Exhibit D: Jane Eyre, Charlotte Brontë. Age twenty-four. Pink Penguin paperback, 434 pages, never opened. Aspirational purchase by my teenage self at a local indie store. I’d never read this book, despite owning it for years, because I hadn’t yet learned that “classic” did not equal “boring.” But it was a Sunday afternoon, the library was closed, and I couldn’t decide what to read next. So I contemplated the contents of my living room bookshelf, spied the pink paperback, and resolved that the time had come to cross a classic I should have read in high school off my To Be Read list. I started reading, tentatively, in the sunny bay window and thought, Why didn’t anybody tell me this book was actually good?
Exhibit E: The Girlfriends’ Guide to Pregnancy, Vicki Iovine. Age twenty-four. Red-and-white paperback, new but soon-to-be well-worn, 288 pages. Purchased in desperation at the local bookstore after being scared sleepless one too many times by the ominous What to Expect When You’re Expecting, which expected me to hit every pregnancy milestone a full month before I actually did. I needed alternatives, and I found one in Iovine, who walked me through my pregnancy (all four of them), providing the reassurance that my experience was normal and that it wasn’t time to freak out just yet. But in turning to that book time and again, I was digging grooves and laying habits characteristic of avid readers: turning to books—and actual, physical books at that—for the information I wanted and needed, poring over books about cleaning and cooking and parenting and pregnancy, practical things, things I didn’t know how to do yet. Further evidence: the constant churn of reading-for-information books through our house on cooking, cleaning, gardening, DIY-ing, parenting, and anything else I needed to know.
Exhibit F: David Copperfield. Age twenty-four. Black Penguin paperback, 718 pages, torn, smelled like old books. Extra-dark, close-set type, the kind that
leaves inky smudges on your fingertips. Library. Jane Eyre changed things. When I was a student, those old books held zero appeal, but now I experienced the freedom to read not out of duty, nor for a grade, but because I wanted to. And because they were good. I got acquainted with my library’s wall of paperback classics (which provided a clear visual on just how many books I should have read in high school), pleasantly pliable paperbacks that were more likely than not to deliver a solid reading experience, and there was never a wait for them. The tables had turned from my childhood years, when I used to read with a flashlight under the covers. Now I’d put my own baby to bed and was terrified to creep out of the room, lest I wake him. But I didn’t even mind because I had my flashlight and Dickens. I was shocked at how much I enjoyed it.

(INFORMATION GIVEN)

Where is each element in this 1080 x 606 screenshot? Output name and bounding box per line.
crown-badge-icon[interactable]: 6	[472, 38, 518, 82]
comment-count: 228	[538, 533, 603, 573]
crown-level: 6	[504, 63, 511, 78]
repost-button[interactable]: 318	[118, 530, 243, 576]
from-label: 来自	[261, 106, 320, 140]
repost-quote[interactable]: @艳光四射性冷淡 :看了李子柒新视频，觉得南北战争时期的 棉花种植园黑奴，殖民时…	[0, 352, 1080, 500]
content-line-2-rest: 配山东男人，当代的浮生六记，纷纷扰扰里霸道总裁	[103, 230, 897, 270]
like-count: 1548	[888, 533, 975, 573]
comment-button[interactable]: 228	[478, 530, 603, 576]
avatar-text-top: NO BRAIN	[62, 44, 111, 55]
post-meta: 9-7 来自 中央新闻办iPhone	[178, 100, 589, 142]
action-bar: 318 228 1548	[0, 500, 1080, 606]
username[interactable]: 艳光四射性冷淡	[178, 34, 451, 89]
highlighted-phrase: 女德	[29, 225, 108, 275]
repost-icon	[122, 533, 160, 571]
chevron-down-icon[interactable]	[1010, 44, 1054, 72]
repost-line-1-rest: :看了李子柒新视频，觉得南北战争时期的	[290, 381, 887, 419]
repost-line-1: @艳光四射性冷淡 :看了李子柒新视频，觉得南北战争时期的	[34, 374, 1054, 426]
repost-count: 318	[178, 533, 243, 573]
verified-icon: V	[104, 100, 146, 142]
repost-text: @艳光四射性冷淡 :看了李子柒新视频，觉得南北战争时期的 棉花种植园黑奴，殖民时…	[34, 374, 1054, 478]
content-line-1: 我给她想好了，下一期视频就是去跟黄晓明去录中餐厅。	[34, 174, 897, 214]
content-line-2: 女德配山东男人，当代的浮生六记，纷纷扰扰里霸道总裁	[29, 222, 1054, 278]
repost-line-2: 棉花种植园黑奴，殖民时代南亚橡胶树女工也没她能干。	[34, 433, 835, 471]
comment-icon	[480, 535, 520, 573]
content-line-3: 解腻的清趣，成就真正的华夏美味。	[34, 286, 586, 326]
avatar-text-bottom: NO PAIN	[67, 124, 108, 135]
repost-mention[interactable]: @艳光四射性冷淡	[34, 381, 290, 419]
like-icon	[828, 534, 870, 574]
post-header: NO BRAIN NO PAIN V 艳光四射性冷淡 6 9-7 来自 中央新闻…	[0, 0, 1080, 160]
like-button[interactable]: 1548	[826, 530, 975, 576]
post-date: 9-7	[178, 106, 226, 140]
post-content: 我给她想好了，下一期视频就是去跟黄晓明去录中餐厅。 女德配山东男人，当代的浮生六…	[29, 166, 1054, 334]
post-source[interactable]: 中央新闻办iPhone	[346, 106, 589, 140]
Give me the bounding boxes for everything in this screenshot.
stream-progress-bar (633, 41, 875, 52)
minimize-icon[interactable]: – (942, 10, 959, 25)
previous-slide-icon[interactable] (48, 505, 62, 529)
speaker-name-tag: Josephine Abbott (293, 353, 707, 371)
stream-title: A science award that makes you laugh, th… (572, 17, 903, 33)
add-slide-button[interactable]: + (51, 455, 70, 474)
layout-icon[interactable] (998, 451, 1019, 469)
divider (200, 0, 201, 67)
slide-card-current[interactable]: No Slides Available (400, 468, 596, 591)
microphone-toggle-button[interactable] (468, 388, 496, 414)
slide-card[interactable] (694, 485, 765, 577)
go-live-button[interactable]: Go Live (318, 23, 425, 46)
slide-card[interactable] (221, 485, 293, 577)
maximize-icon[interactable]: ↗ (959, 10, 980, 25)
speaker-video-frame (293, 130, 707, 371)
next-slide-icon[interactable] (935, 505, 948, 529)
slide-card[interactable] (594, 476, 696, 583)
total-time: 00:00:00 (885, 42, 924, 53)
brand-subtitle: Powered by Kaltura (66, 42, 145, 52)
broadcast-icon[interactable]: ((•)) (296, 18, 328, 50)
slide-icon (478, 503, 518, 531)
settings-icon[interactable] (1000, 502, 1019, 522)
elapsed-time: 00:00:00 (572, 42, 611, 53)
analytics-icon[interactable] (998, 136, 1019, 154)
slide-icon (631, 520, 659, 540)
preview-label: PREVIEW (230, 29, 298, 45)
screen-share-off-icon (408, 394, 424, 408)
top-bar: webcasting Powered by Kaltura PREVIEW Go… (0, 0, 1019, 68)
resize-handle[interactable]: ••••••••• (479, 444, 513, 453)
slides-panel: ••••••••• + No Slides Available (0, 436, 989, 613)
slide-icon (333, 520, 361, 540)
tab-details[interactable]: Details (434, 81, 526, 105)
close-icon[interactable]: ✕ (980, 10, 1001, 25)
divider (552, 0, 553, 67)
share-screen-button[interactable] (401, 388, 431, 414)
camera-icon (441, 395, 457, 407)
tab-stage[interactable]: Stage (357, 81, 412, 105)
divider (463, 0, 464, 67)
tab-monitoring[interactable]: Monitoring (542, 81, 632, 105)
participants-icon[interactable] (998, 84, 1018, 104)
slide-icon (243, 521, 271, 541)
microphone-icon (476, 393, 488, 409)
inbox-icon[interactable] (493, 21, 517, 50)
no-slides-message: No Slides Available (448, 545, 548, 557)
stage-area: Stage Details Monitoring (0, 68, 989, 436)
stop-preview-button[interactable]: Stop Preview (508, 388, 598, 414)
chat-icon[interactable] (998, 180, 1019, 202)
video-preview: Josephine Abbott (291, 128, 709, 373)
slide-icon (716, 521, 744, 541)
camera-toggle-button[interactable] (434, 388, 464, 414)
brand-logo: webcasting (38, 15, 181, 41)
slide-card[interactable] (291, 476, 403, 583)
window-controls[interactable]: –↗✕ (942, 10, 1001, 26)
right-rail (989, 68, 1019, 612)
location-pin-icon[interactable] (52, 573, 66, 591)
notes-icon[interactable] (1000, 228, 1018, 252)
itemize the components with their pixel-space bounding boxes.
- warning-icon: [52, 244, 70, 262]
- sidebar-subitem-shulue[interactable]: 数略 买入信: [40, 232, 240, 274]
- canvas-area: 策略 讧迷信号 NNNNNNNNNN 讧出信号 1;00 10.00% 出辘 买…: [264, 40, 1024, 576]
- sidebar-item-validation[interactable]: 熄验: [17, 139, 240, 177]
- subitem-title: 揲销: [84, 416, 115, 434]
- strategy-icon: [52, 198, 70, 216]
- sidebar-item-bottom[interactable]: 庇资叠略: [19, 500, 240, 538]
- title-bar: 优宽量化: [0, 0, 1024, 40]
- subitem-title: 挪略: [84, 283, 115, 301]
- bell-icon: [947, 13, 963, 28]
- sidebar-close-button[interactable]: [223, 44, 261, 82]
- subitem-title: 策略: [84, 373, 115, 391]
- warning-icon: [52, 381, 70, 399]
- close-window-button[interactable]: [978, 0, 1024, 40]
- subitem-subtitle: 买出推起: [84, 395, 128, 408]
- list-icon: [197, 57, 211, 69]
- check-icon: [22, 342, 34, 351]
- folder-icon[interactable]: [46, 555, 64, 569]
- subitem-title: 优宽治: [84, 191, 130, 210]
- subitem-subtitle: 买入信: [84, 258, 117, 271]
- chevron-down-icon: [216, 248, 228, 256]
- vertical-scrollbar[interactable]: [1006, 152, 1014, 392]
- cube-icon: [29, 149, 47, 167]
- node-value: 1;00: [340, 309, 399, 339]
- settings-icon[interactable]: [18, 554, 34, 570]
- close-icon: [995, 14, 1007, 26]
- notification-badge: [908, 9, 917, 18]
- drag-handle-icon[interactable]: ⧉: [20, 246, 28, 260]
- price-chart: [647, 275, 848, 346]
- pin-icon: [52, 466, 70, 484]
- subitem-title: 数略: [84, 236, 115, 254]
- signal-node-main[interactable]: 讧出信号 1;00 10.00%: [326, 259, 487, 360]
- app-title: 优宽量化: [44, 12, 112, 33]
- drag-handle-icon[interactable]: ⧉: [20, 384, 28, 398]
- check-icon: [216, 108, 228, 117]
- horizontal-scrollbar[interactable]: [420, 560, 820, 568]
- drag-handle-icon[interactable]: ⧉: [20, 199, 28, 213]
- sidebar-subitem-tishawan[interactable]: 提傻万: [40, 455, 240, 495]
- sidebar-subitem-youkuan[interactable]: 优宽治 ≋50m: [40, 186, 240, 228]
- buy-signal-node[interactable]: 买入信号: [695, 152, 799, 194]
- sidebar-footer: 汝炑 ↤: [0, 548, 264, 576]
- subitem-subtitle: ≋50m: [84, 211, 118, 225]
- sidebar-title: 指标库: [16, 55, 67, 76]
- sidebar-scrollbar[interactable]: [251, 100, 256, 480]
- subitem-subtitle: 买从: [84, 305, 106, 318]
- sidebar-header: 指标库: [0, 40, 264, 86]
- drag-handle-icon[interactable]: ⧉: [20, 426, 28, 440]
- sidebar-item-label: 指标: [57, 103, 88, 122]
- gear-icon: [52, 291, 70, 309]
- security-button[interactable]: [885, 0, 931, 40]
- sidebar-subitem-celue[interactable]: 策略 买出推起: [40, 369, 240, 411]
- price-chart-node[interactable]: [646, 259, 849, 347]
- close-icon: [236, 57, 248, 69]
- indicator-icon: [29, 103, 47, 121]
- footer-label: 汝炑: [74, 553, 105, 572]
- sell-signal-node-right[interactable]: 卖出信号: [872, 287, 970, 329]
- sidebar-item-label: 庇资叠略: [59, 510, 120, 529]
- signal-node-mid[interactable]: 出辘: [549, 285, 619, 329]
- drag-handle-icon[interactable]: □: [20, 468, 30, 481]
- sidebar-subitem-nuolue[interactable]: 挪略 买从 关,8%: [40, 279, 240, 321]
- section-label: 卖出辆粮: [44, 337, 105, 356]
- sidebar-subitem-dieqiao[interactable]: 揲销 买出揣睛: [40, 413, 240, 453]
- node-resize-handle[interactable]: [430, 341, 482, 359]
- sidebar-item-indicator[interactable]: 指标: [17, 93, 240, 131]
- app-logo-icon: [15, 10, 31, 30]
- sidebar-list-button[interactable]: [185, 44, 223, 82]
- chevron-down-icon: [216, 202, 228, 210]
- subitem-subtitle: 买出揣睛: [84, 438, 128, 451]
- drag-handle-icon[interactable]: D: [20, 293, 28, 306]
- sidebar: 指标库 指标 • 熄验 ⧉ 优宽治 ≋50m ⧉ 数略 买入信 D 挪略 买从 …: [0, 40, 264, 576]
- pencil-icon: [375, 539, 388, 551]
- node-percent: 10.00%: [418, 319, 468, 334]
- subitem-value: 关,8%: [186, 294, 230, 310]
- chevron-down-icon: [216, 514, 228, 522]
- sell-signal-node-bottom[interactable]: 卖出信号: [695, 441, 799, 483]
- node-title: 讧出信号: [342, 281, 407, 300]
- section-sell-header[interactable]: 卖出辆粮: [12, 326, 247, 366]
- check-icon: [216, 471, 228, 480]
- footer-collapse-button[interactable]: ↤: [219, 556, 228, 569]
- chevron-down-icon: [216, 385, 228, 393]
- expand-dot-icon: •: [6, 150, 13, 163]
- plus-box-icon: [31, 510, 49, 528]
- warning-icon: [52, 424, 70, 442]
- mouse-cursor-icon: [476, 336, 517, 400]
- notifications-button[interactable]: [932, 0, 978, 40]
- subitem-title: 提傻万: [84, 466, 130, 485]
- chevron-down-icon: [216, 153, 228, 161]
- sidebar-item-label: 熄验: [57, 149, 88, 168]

(TASK GOAL)
Which book titles does the reading-history passage name? List every one.

(RESULT OF THE TASK)
Jane Eyre
The Girlfriends’ Guide to Pregnancy
What to Expect When You’re Expecting
David Copperfield